Textauszug:
**********

2.1 Die Thora der Juden, die fünf Bücher Moses, der erste Teil des Alten Testaments, wurde ab ungefähr 440 v. Chr. aus den mündlichen und teils bereits schriftlichen Überlieferungen zusammengefasst; sie ist ab 250 v. Chr. ins Griechische übersetzt worden und als Pentateuch erschienen.
Die Qumran-Forschung setzt die Niederschriften der Texte der altisraelischen religiösen Gruppe der Essener (die auf Alt-Hebräisch, Aramäisch und Griechisch verfasst sind) in einen Zeitraum von etwa 150 v. Chr. bis über Mitte des 1. Jhd. n. Chr. (Niederschlagung des jüdischen Aufstandes durch die Römer). Sie zeigt auf, dass die Inhalte noch nicht bis ins Detail festgeschrieben waren – was das gesamte religiöse Schriftwerk des Judentums, besonders was die Auslegungen im Talmud über das Mittelalter hinaus, betrifft und zu Hunderten Ge- und Verboten (genau beziffert sind es 613) führte, und zwar die jüdische Lebensgestaltung betreffend.
2.2 Die Evangelien als Kern des Neuen Testaments sind Erinnerungswerke der Zusammenfassung der Beobachtungen des Lebens von Jesus – der sich selbst nie schriftlich geäußert hatte. Die Festschreibung begann ab etwa der Hälfte des 1. Jhd. und ist unter den Namen von Matthäus (einem Jünger), Markus (Begleiter von Petrus), Lukas (Begleiter von Paulus) und Johannes (einem Jünger) erschienen. Nach neuerer Erkenntnis stammen die Evangelien jeweils von verschiedenen Verfassern (»Mehrheitsmeinung«, wird also in der Bibelforschung vorherrschend vertreten).

**********

Datensätze:
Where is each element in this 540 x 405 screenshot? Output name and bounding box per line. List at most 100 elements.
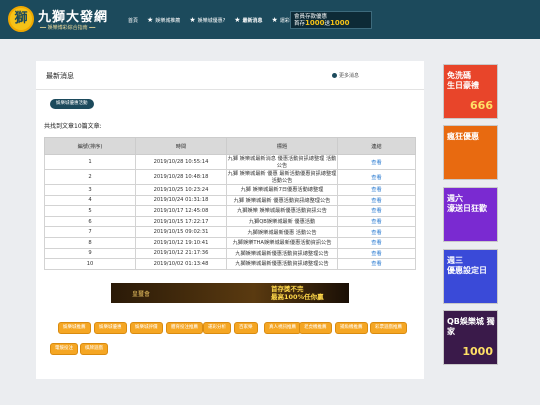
table-row: 8 2019/10/12 19:10:41 九獅娛樂THA娛樂城最新優惠活動資訊公告… bbox=[44, 236, 416, 249]
nav-item-label: 最新消息 bbox=[242, 17, 263, 24]
tag-button[interactable]: 運彩分析 bbox=[203, 322, 231, 334]
article-title[interactable]: 九獅娛樂城最新優惠活動資訊總整理公告 bbox=[226, 258, 338, 270]
category-pill[interactable]: 娛樂城優惠活動 bbox=[50, 99, 94, 109]
tag-button[interactable]: 體育投注推薦 bbox=[166, 322, 203, 334]
side-ad-number: 1000 bbox=[462, 345, 493, 358]
nav-item-label: 首頁 bbox=[128, 17, 139, 24]
nav-item-label: 娛樂城優惠? bbox=[197, 17, 226, 24]
page-title: 最新消息 bbox=[46, 72, 74, 80]
view-link[interactable]: 查看 bbox=[337, 215, 416, 228]
row-time: 2019/10/12 21:17:36 bbox=[135, 247, 227, 260]
row-number: 3 bbox=[44, 184, 136, 196]
table-row: 2 2019/10/28 10:48:18 九獅 娛樂城最新 優惠 最新活動優惠資訊… bbox=[44, 169, 416, 185]
article-title[interactable]: 九獅娛樂THA娛樂城最新優惠活動資訊公告 bbox=[226, 236, 338, 249]
ad-brand: 皇璽會 bbox=[131, 290, 150, 298]
star-icon: ★ bbox=[234, 16, 241, 24]
ad-subline: 最高100%任你贏 bbox=[271, 293, 324, 301]
row-number: 6 bbox=[44, 215, 136, 228]
table-row: 5 2019/10/17 12:45:08 九獅娛樂 娛樂城最新優惠活動資訊公告 查看 bbox=[44, 205, 416, 217]
tag-button[interactable]: 老虎機推薦 bbox=[299, 322, 332, 334]
nav-item[interactable]: 首頁 bbox=[128, 13, 138, 27]
row-number: 9 bbox=[44, 247, 136, 260]
view-link[interactable]: 查看 bbox=[337, 194, 416, 207]
lion-logo-icon: 獅 bbox=[8, 6, 34, 32]
star-icon: ★ bbox=[147, 16, 154, 24]
more-news-label: 更多消息 bbox=[339, 73, 360, 79]
row-number: 5 bbox=[44, 205, 136, 217]
top-navigation-bar: 獅 九獅大發網 ━━ 娛樂博彩綜合指南 ━━ 首頁 ★ 娛樂城推薦 ★ 娛樂城優惠? ★ 最… bbox=[0, 0, 540, 39]
side-ad-text: 週三 優惠設定日 bbox=[447, 256, 487, 275]
tag-button[interactable]: 娛樂城優惠 bbox=[94, 322, 127, 334]
nav-item[interactable]: ★ 最新消息 bbox=[234, 13, 262, 27]
nav-item-label: 娛樂城推薦 bbox=[155, 17, 181, 24]
side-promo-ad[interactable]: QB娛樂城 獨家 1000 bbox=[443, 310, 498, 365]
article-title[interactable]: 九獅 娛樂城最新 優惠活動資訊總整理公告 bbox=[226, 194, 338, 207]
row-time: 2019/10/15 17:22:17 bbox=[135, 215, 227, 228]
view-link[interactable]: 查看 bbox=[337, 169, 416, 185]
row-time: 2019/10/02 01:13:48 bbox=[135, 258, 227, 270]
column-header: 連結 bbox=[337, 137, 416, 155]
row-time: 2019/10/28 10:55:14 bbox=[135, 154, 227, 170]
tag-button[interactable]: 娛樂城評價 bbox=[130, 322, 163, 334]
article-title[interactable]: 九獅娛樂 娛樂城最新優惠活動資訊公告 bbox=[226, 205, 338, 217]
article-title[interactable]: 九獅娛樂城最新優惠活動資訊總整理公告 bbox=[226, 247, 338, 260]
tag-button[interactable]: 百家樂 bbox=[234, 322, 258, 334]
tag-button[interactable]: 棋牌遊戲 bbox=[80, 343, 108, 355]
article-title[interactable]: 九獅 娛樂城最新消息 優惠活動資訊總整理 活動公告 bbox=[226, 154, 338, 170]
row-number: 8 bbox=[44, 236, 136, 249]
tag-button[interactable]: 電競投注 bbox=[50, 343, 78, 355]
more-news-link[interactable]: 更多消息 bbox=[332, 72, 359, 79]
tag-button[interactable]: 捕魚機推薦 bbox=[335, 322, 368, 334]
row-number: 4 bbox=[44, 194, 136, 207]
side-ad-text: 瘋狂優惠 bbox=[447, 132, 479, 141]
row-number: 7 bbox=[44, 226, 136, 238]
view-link[interactable]: 查看 bbox=[337, 154, 416, 170]
row-number: 10 bbox=[44, 258, 136, 270]
article-title[interactable]: 九獅 娛樂城最新7日優惠活動總整理 bbox=[226, 184, 338, 196]
article-title[interactable]: 九獅娛樂城最新優惠 活動公告 bbox=[226, 226, 338, 238]
nav-item[interactable]: ★ 娛樂城優惠? bbox=[189, 13, 225, 27]
side-promo-ad[interactable]: 免洗碼 生日豪禮 666 bbox=[443, 64, 498, 119]
banner-prefix: 首存 bbox=[294, 20, 306, 27]
logo-title: 九獅大發網 bbox=[38, 10, 109, 25]
row-time: 2019/10/24 01:31:18 bbox=[135, 194, 227, 207]
view-link[interactable]: 查看 bbox=[337, 205, 416, 217]
table-row: 4 2019/10/24 01:31:18 九獅 娛樂城最新 優惠活動資訊總整理公告… bbox=[44, 194, 416, 207]
row-number: 1 bbox=[44, 154, 136, 170]
view-link[interactable]: 查看 bbox=[337, 258, 416, 270]
table-header-row: 編號(排序) 時間 標題 連結 bbox=[44, 137, 416, 155]
header-promo-banner[interactable]: 會員存款優惠 首存1000送1000 bbox=[290, 11, 372, 29]
table-row: 6 2019/10/15 17:22:17 九獅QB娛樂城最新 優惠活動 查看 bbox=[44, 215, 416, 228]
side-ad-text: QB娛樂城 獨家 bbox=[447, 317, 495, 336]
article-title[interactable]: 九獅QB娛樂城最新 優惠活動 bbox=[226, 215, 338, 228]
view-link[interactable]: 查看 bbox=[337, 226, 416, 238]
tag-button[interactable]: 彩票遊戲推薦 bbox=[370, 322, 407, 334]
column-header: 編號(排序) bbox=[44, 137, 136, 155]
row-time: 2019/10/25 10:23:24 bbox=[135, 184, 227, 196]
star-icon: ★ bbox=[189, 16, 196, 24]
casino-ad-banner[interactable]: 皇璽會 首存獎不完 最高100%任你贏 bbox=[111, 283, 349, 303]
table-row: 10 2019/10/02 01:13:48 九獅娛樂城最新優惠活動資訊總整理公告查… bbox=[44, 258, 416, 270]
more-dot-icon bbox=[332, 73, 337, 78]
article-count-summary: 共找到文章10篇文章: bbox=[44, 123, 102, 130]
view-link[interactable]: 查看 bbox=[337, 184, 416, 196]
tag-button[interactable]: 娛樂城推薦 bbox=[58, 322, 91, 334]
view-link[interactable]: 查看 bbox=[337, 247, 416, 260]
site-logo[interactable]: 獅 九獅大發網 ━━ 娛樂博彩綜合指南 ━━ bbox=[8, 6, 123, 34]
star-icon: ★ bbox=[271, 16, 278, 24]
row-time: 2019/10/12 19:10:41 bbox=[135, 236, 227, 249]
column-header: 標題 bbox=[226, 137, 338, 155]
row-number: 2 bbox=[44, 169, 136, 185]
table-row: 3 2019/10/25 10:23:24 九獅 娛樂城最新7日優惠活動總整理 查看 bbox=[44, 184, 416, 196]
banner-amount1: 1000 bbox=[305, 18, 325, 27]
article-title[interactable]: 九獅 娛樂城最新 優惠 最新活動優惠資訊總整理 活動公告 bbox=[226, 169, 338, 185]
row-time: 2019/10/17 12:45:08 bbox=[135, 205, 227, 217]
row-time: 2019/10/28 10:48:18 bbox=[135, 169, 227, 185]
nav-item[interactable]: ★ 娛樂城推薦 bbox=[147, 13, 180, 27]
tag-button[interactable]: 真人視訊推薦 bbox=[264, 322, 301, 334]
table-row: 7 2019/10/15 09:02:31 九獅娛樂城最新優惠 活動公告 查看 bbox=[44, 226, 416, 238]
side-promo-ad[interactable]: 週六 濠送日狂歡 bbox=[443, 187, 498, 242]
side-promo-ad[interactable]: 週三 優惠設定日 bbox=[443, 249, 498, 304]
side-promo-ad[interactable]: 瘋狂優惠 bbox=[443, 125, 498, 180]
view-link[interactable]: 查看 bbox=[337, 236, 416, 249]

**********

Aufgaben:
(A) Gib aus dem Textauszug den Abschnitt wortgetreu wieder: Beginne bei den Worten „2.2 Die Evangelien“ und höre nach „Bibelforschung vorherrschend vertreten).“ auf.
(B) Setze den Text über die Entstehung von Thora und Evangelien nach seinem letzten Satz fort.

Schriftliche Antworten:
(A)
2.2 Die Evangelien als Kern des Neuen Testaments sind Erinnerungswerke der Zusammenfassung der Beobachtungen des Lebens von Jesus – der sich selbst nie schriftlich geäußert hatte. Die Festschreibung begann ab etwa der Hälfte des 1. Jhd. und ist unter den Namen von Matthäus (einem Jünger), Markus (Begleiter von Petrus), Lukas (Begleiter von Paulus) und Johannes (einem Jünger) erschienen. Nach neuerer Erkenntnis stammen die Evangelien jeweils von verschiedenen Verfassern (»Mehrheitsmeinung«, wird also in der Bibelforschung vorherrschend vertreten).

(B)
2.3 Die fixierten und zu jenseitigen Offenbarungen erhobenen Gedankengebilde (»Wort Gottes«) wurden immer wieder bearbeitet und ergänzt. Im Gegensatz zu den sogenannten Evangelikalen könnte der gegenwartsbewusste Gläubige gewärtigen, dass das überkommene Wort Gottes nicht Gottes letztes Wort ist: Denn der Schöpfungsverlauf von Werden, Wandel und Vergehen, der sich in Evolution, Mutation, Expansion des Orbits etc. zeigt, währt kosmoslang. Die Umgestaltung und Ergänzung der Texte erfolgte bereits bei der Übertragung in andere Sprachen und dem steten Sprachwandel. »Wörter des Originals haben in Übersetzungen oft unzulängliche Entsprechungen.« (Alfred Läpple, Hrsg., »Die Schriftrollen von Qumran«, Augsburg 1997, S. 61; Läpple war Theologe)
Im christlichen Vaterunser lag die Bedeutung des Wortes »Versuchung« in früherer Zeit bei »Prüfung«, heute wird das Wort jedoch als »Verführung« verstanden – was im Französischen und Italienischen geändert, im Deutschen beim überholten Ausdruck belassen wurde (Stand 2020). Ein anderes Beispiel belegt das Erfordernis der biblischen Ausdrucksforschung: Im Vergleich der »Lehre von Jesus vs. Hausarbeiten« im Lukas-Evangelium »Jesus bei Martha« wurde in der Übersetzung von 1966 »gut«, 2016 »besser«, 2019 wieder »gut« angewendet – was nicht nur für die ohnedies stets bei Übersetzungen umstrittene sprachliche Korrektheit, sondern auch inhaltlich, nämlich für den beurteilenden Vergleich von Lehre und Alltagsarbeit von Bedeutung ist. (Im Übrigen könnte bei der Bewertung des Stellenwertes der Arbeit im Leben der Menschen davon ausgegangen werden, dass ein gewissenhaftes Tun meist auch auf ein Lernen und im Grunde auf ein Beten ausgerichtet sein kann – was immerhin in der benediktinischen Formel »beten und arbeiten« (»ora et labora«) als Einheit zum Ausdruck kommt.)
1.3.1 Vor allem wirkten Gewichtungen und damit auch mitunter bedeutende Modifikationen durch interpretatorische Aktivitäten (beispielsweise mittels Lehrschreiben und Dogmen des Vatikans).
Ein bekanntes Beispiel des Sinnwandels durch Auslegung ist die Bezeichnung Mariens im Neuen Testament, die dort als »junge Frau« dargestellt ist: Wohl in Andacht und Verehrung erwuchs daraus »Jungfrau«, was von den Dogmatikern mit dem Prädikat »immerwährend« versehen, zu »Semper Virgine« und zum verbindlichen Glaubenssatz erhoben wurde.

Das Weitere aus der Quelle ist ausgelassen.